SHORT PROBLEM: Below are some records; retype all of them exactly.

Start DATA SUPPLIED

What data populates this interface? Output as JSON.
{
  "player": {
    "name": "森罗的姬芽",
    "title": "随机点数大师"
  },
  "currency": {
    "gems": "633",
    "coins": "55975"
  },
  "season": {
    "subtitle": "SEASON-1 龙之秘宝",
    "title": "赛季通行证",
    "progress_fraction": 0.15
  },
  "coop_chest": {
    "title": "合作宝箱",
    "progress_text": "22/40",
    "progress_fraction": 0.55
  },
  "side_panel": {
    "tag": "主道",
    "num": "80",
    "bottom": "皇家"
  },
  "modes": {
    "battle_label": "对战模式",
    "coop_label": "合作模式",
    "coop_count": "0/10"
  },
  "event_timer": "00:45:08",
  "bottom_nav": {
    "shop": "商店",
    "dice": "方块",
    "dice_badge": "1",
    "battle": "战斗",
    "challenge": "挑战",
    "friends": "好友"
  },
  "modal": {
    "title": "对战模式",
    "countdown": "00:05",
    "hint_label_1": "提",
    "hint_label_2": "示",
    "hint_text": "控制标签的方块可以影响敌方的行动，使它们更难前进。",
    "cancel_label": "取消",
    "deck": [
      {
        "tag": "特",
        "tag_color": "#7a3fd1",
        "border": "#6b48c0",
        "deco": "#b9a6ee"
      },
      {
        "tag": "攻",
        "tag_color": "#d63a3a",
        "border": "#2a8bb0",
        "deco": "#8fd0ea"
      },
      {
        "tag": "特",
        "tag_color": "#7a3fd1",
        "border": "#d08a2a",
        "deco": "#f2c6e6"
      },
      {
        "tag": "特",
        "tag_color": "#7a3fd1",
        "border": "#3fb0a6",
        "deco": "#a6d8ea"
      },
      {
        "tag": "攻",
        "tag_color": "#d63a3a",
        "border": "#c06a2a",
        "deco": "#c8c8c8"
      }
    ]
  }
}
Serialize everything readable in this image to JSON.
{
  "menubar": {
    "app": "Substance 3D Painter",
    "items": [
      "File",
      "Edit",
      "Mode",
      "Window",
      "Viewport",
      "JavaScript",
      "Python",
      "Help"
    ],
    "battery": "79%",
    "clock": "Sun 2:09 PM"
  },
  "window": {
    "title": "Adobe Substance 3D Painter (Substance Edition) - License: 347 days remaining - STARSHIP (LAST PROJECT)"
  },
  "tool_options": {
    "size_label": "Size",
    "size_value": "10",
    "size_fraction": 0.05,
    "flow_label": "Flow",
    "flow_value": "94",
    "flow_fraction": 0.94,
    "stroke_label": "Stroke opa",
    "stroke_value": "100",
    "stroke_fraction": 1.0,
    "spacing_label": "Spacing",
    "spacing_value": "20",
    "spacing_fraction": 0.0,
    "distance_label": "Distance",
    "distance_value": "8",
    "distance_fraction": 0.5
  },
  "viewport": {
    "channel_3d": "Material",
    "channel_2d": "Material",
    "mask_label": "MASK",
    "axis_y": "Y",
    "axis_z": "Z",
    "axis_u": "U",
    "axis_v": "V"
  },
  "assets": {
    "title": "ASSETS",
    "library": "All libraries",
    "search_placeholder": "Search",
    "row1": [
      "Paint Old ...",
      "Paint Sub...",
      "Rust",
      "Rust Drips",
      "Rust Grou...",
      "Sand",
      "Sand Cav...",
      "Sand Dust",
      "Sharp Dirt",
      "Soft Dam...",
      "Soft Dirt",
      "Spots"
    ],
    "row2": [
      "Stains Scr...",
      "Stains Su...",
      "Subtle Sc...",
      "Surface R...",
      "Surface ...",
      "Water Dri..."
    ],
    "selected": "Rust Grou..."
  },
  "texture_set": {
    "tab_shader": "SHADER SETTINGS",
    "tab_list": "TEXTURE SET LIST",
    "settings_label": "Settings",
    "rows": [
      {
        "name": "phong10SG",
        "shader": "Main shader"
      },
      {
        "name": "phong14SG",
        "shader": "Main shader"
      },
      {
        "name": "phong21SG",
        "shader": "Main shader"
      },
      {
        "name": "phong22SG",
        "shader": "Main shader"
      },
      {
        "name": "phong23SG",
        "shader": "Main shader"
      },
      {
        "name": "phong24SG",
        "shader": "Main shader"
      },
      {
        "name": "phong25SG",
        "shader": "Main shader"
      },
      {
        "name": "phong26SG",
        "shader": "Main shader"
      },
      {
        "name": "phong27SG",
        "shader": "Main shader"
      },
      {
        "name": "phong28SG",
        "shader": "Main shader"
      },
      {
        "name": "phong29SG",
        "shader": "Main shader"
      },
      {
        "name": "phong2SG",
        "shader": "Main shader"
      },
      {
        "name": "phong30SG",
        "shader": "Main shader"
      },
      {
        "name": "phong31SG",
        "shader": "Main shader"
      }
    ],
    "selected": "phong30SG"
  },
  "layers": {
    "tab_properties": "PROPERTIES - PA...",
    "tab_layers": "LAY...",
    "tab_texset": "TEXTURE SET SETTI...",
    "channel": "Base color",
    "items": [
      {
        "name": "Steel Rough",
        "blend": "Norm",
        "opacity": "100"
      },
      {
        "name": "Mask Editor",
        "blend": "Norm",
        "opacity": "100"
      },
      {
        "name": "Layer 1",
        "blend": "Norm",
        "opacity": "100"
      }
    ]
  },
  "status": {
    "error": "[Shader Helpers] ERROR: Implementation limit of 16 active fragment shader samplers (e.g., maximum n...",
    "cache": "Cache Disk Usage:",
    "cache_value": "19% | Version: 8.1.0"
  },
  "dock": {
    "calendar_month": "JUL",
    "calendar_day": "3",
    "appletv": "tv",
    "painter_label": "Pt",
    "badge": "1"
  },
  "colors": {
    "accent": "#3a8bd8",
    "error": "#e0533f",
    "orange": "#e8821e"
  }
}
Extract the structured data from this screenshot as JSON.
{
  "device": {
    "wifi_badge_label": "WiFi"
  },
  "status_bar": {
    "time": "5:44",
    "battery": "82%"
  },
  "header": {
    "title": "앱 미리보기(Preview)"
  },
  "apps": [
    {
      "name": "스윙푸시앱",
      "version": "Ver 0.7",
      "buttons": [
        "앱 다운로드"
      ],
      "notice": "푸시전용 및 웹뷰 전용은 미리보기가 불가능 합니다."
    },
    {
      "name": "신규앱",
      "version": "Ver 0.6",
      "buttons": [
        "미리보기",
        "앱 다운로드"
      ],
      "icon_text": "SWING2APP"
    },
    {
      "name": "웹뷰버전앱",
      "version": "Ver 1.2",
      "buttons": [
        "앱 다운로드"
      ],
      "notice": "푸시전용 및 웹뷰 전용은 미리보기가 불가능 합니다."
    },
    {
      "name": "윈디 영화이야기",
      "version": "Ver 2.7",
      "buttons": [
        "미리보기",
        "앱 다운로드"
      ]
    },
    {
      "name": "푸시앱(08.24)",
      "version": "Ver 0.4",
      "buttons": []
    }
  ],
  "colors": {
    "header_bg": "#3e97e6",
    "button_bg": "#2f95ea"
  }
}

End DATA SUPPLIED

OUTPUT FOR THIS EXERCISE:
What data populates this interface? Output as JSON.
{
  "player": {
    "name": "森罗的姬芽",
    "title": "随机点数大师"
  },
  "currency": {
    "gems": "633",
    "coins": "55975"
  },
  "season": {
    "subtitle": "SEASON-1 龙之秘宝",
    "title": "赛季通行证",
    "progress_fraction": 0.15
  },
  "coop_chest": {
    "title": "合作宝箱",
    "progress_text": "22/40",
    "progress_fraction": 0.55
  },
  "side_panel": {
    "tag": "主道",
    "num": "80",
    "bottom": "皇家"
  },
  "modes": {
    "battle_label": "对战模式",
    "coop_label": "合作模式",
    "coop_count": "0/10"
  },
  "event_timer": "00:45:08",
  "bottom_nav": {
    "shop": "商店",
    "dice": "方块",
    "dice_badge": "1",
    "battle": "战斗",
    "challenge": "挑战",
    "friends": "好友"
  },
  "modal": {
    "title": "对战模式",
    "countdown": "00:05",
    "hint_label_1": "提",
    "hint_label_2": "示",
    "hint_text": "控制标签的方块可以影响敌方的行动，使它们更难前进。",
    "cancel_label": "取消",
    "deck": [
      {
        "tag": "特",
        "tag_color": "#7a3fd1",
        "border": "#6b48c0",
        "deco": "#b9a6ee"
      },
      {
        "tag": "攻",
        "tag_color": "#d63a3a",
        "border": "#2a8bb0",
        "deco": "#8fd0ea"
      },
      {
        "tag": "特",
        "tag_color": "#7a3fd1",
        "border": "#d08a2a",
        "deco": "#f2c6e6"
      },
      {
        "tag": "特",
        "tag_color": "#7a3fd1",
        "border": "#3fb0a6",
        "deco": "#a6d8ea"
      },
      {
        "tag": "攻",
        "tag_color": "#d63a3a",
        "border": "#c06a2a",
        "deco": "#c8c8c8"
      }
    ]
  }
}
Serialize everything readable in this image to JSON.
{
  "menubar": {
    "app": "Substance 3D Painter",
    "items": [
      "File",
      "Edit",
      "Mode",
      "Window",
      "Viewport",
      "JavaScript",
      "Python",
      "Help"
    ],
    "battery": "79%",
    "clock": "Sun 2:09 PM"
  },
  "window": {
    "title": "Adobe Substance 3D Painter (Substance Edition) - License: 347 days remaining - STARSHIP (LAST PROJECT)"
  },
  "tool_options": {
    "size_label": "Size",
    "size_value": "10",
    "size_fraction": 0.05,
    "flow_label": "Flow",
    "flow_value": "94",
    "flow_fraction": 0.94,
    "stroke_label": "Stroke opa",
    "stroke_value": "100",
    "stroke_fraction": 1.0,
    "spacing_label": "Spacing",
    "spacing_value": "20",
    "spacing_fraction": 0.0,
    "distance_label": "Distance",
    "distance_value": "8",
    "distance_fraction": 0.5
  },
  "viewport": {
    "channel_3d": "Material",
    "channel_2d": "Material",
    "mask_label": "MASK",
    "axis_y": "Y",
    "axis_z": "Z",
    "axis_u": "U",
    "axis_v": "V"
  },
  "assets": {
    "title": "ASSETS",
    "library": "All libraries",
    "search_placeholder": "Search",
    "row1": [
      "Paint Old ...",
      "Paint Sub...",
      "Rust",
      "Rust Drips",
      "Rust Grou...",
      "Sand",
      "Sand Cav...",
      "Sand Dust",
      "Sharp Dirt",
      "Soft Dam...",
      "Soft Dirt",
      "Spots"
    ],
    "row2": [
      "Stains Scr...",
      "Stains Su...",
      "Subtle Sc...",
      "Surface R...",
      "Surface ...",
      "Water Dri..."
    ],
    "selected": "Rust Grou..."
  },
  "texture_set": {
    "tab_shader": "SHADER SETTINGS",
    "tab_list": "TEXTURE SET LIST",
    "settings_label": "Settings",
    "rows": [
      {
        "name": "phong10SG",
        "shader": "Main shader"
      },
      {
        "name": "phong14SG",
        "shader": "Main shader"
      },
      {
        "name": "phong21SG",
        "shader": "Main shader"
      },
      {
        "name": "phong22SG",
        "shader": "Main shader"
      },
      {
        "name": "phong23SG",
        "shader": "Main shader"
      },
      {
        "name": "phong24SG",
        "shader": "Main shader"
      },
      {
        "name": "phong25SG",
        "shader": "Main shader"
      },
      {
        "name": "phong26SG",
        "shader": "Main shader"
      },
      {
        "name": "phong27SG",
        "shader": "Main shader"
      },
      {
        "name": "phong28SG",
        "shader": "Main shader"
      },
      {
        "name": "phong29SG",
        "shader": "Main shader"
      },
      {
        "name": "phong2SG",
        "shader": "Main shader"
      },
      {
        "name": "phong30SG",
        "shader": "Main shader"
      },
      {
        "name": "phong31SG",
        "shader": "Main shader"
      }
    ],
    "selected": "phong30SG"
  },
  "layers": {
    "tab_properties": "PROPERTIES - PA...",
    "tab_layers": "LAY...",
    "tab_texset": "TEXTURE SET SETTI...",
    "channel": "Base color",
    "items": [
      {
        "name": "Steel Rough",
        "blend": "Norm",
        "opacity": "100"
      },
      {
        "name": "Mask Editor",
        "blend": "Norm",
        "opacity": "100"
      },
      {
        "name": "Layer 1",
        "blend": "Norm",
        "opacity": "100"
      }
    ]
  },
  "status": {
    "error": "[Shader Helpers] ERROR: Implementation limit of 16 active fragment shader samplers (e.g., maximum n...",
    "cache": "Cache Disk Usage:",
    "cache_value": "19% | Version: 8.1.0"
  },
  "dock": {
    "calendar_month": "JUL",
    "calendar_day": "3",
    "appletv": "tv",
    "painter_label": "Pt",
    "badge": "1"
  },
  "colors": {
    "accent": "#3a8bd8",
    "error": "#e0533f",
    "orange": "#e8821e"
  }
}
Extract the structured data from this screenshot as JSON.
{
  "device": {
    "wifi_badge_label": "WiFi"
  },
  "status_bar": {
    "time": "5:44",
    "battery": "82%"
  },
  "header": {
    "title": "앱 미리보기(Preview)"
  },
  "apps": [
    {
      "name": "스윙푸시앱",
      "version": "Ver 0.7",
      "buttons": [
        "앱 다운로드"
      ],
      "notice": "푸시전용 및 웹뷰 전용은 미리보기가 불가능 합니다."
    },
    {
      "name": "신규앱",
      "version": "Ver 0.6",
      "buttons": [
        "미리보기",
        "앱 다운로드"
      ],
      "icon_text": "SWING2APP"
    },
    {
      "name": "웹뷰버전앱",
      "version": "Ver 1.2",
      "buttons": [
        "앱 다운로드"
      ],
      "notice": "푸시전용 및 웹뷰 전용은 미리보기가 불가능 합니다."
    },
    {
      "name": "윈디 영화이야기",
      "version": "Ver 2.7",
      "buttons": [
        "미리보기",
        "앱 다운로드"
      ]
    },
    {
      "name": "푸시앱(08.24)",
      "version": "Ver 0.4",
      "buttons": []
    }
  ],
  "colors": {
    "header_bg": "#3e97e6",
    "button_bg": "#2f95ea"
  }
}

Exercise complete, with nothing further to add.